- **Requirement**
List each line of the data that holds the string "hostages".
============================================================
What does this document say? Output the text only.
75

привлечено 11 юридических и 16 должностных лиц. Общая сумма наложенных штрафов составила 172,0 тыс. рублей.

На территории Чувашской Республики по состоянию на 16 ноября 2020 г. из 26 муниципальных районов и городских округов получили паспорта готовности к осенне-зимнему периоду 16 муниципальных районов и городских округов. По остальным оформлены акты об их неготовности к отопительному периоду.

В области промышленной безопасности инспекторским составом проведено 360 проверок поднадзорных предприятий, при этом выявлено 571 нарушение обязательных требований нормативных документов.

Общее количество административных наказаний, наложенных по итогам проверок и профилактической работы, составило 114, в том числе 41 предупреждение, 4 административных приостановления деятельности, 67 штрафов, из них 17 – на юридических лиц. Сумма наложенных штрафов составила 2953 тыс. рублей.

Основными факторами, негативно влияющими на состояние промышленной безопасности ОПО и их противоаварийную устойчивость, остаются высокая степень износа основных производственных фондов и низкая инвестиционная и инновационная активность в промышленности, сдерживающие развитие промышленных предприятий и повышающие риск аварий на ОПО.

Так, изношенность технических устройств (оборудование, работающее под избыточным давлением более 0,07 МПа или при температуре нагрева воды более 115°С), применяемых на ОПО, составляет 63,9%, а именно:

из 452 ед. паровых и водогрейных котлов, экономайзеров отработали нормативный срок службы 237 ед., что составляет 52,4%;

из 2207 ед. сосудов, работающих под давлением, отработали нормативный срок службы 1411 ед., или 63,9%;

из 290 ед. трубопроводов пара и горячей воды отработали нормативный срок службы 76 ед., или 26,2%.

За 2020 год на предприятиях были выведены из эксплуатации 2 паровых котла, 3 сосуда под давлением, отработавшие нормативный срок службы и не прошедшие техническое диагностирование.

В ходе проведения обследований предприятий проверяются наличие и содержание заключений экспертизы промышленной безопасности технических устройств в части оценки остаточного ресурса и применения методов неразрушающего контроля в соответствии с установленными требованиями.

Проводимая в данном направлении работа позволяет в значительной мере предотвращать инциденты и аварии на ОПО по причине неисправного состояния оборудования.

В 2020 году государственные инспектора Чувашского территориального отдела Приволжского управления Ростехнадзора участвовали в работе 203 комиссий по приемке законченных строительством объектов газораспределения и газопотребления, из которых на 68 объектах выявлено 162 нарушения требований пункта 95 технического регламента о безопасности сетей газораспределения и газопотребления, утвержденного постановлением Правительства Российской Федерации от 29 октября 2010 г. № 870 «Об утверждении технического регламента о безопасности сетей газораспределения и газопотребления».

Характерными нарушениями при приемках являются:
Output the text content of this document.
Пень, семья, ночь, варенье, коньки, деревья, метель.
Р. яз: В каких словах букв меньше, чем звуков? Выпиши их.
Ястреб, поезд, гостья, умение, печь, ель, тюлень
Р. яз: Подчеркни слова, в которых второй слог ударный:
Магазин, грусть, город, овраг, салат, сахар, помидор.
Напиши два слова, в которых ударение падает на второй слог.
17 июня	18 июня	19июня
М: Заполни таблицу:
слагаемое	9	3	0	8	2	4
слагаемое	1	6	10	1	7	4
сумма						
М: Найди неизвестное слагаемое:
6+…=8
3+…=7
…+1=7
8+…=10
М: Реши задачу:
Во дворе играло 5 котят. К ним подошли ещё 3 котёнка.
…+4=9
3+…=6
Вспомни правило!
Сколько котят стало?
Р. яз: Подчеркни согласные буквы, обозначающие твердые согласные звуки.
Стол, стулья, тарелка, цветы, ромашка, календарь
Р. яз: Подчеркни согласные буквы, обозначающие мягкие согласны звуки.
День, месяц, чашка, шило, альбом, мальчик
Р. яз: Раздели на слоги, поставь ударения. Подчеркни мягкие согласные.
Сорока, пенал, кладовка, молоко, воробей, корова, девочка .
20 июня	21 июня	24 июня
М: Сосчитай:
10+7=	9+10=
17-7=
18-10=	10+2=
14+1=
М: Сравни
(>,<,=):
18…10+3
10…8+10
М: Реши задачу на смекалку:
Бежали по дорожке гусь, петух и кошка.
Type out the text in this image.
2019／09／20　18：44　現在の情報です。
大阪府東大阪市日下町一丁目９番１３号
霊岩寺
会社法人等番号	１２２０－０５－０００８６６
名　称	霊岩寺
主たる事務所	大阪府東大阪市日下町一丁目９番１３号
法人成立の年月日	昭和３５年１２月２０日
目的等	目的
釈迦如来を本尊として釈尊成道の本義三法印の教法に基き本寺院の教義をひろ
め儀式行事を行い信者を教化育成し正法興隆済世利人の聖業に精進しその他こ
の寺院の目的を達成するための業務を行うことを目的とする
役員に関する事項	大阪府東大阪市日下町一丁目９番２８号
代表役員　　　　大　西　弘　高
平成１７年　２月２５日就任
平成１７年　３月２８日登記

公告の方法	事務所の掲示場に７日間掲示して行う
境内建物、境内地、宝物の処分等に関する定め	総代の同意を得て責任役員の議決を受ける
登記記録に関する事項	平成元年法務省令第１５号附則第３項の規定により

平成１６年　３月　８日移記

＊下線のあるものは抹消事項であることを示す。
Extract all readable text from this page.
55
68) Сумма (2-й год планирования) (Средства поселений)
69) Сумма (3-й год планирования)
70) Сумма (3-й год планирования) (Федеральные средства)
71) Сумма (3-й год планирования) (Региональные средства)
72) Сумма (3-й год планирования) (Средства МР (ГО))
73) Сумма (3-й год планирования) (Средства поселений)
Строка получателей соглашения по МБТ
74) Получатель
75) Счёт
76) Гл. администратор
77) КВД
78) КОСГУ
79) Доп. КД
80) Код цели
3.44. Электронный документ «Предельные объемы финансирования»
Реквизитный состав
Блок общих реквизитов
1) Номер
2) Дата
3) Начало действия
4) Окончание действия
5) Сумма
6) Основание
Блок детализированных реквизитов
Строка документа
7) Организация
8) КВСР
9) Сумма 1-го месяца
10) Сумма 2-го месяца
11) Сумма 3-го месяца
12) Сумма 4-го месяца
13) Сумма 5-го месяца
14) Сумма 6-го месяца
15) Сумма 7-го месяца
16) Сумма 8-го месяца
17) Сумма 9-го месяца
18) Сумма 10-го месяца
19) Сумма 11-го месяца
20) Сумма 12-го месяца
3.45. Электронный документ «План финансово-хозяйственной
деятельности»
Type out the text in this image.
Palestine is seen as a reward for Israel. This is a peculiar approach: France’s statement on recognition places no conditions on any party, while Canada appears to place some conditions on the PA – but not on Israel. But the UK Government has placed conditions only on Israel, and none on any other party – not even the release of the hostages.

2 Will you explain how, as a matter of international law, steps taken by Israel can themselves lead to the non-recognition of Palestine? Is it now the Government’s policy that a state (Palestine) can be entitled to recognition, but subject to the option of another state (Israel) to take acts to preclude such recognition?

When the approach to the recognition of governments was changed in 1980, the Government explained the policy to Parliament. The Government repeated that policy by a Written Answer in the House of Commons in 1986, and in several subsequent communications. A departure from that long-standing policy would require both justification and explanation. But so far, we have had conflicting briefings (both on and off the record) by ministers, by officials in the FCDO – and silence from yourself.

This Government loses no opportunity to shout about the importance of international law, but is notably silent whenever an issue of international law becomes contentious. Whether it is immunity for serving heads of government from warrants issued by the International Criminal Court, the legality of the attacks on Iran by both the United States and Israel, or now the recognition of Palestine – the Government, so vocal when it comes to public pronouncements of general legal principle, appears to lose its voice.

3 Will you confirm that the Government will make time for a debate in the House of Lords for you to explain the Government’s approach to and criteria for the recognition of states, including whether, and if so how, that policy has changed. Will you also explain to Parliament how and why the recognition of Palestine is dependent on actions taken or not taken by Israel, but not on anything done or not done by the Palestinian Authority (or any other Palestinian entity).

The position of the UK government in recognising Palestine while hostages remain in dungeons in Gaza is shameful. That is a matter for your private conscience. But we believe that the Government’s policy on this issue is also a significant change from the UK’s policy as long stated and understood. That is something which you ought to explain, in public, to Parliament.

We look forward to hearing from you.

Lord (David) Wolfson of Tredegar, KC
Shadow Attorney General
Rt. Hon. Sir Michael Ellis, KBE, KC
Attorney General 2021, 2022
============================================================
- **The reply**
Palestine is seen as a reward for Israel. This is a peculiar approach: France’s statement on recognition places no conditions on any party, while Canada appears to place some conditions on the PA – but not on Israel. But the UK Government has placed conditions only on Israel, and none on any other party – not even the release of the hostages.
The position of the UK government in recognising Palestine while hostages remain in dungeons in Gaza is shameful. That is a matter for your private conscience. But we believe that the Government’s policy on this issue is also a significant change from the UK’s policy as long stated and understood. That is something which you ought to explain, in public, to Parliament.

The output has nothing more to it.